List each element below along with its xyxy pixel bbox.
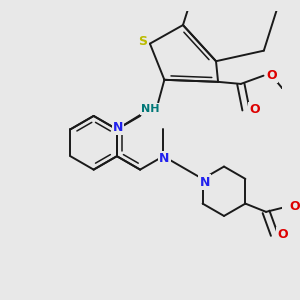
Text: O: O — [266, 69, 277, 82]
Text: N: N — [113, 121, 123, 134]
Text: O: O — [249, 103, 260, 116]
Text: N: N — [159, 152, 170, 165]
Text: NH: NH — [141, 104, 159, 114]
Text: S: S — [138, 35, 147, 48]
Text: O: O — [277, 228, 288, 241]
Text: N: N — [200, 176, 210, 188]
Text: O: O — [290, 200, 300, 213]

- **EXERCISE DIRECTIONS**:
Can you copy out the data above word for word, leaving out the picture?

- **RESPONSE BELOW**:
List each element below along with its xyxy pixel bbox.
Text: O: O — [266, 69, 277, 82]
Text: N: N — [113, 121, 123, 134]
Text: O: O — [249, 103, 260, 116]
Text: N: N — [159, 152, 170, 165]
Text: NH: NH — [141, 104, 159, 114]
Text: S: S — [138, 35, 147, 48]
Text: O: O — [277, 228, 288, 241]
Text: N: N — [200, 176, 210, 188]
Text: O: O — [290, 200, 300, 213]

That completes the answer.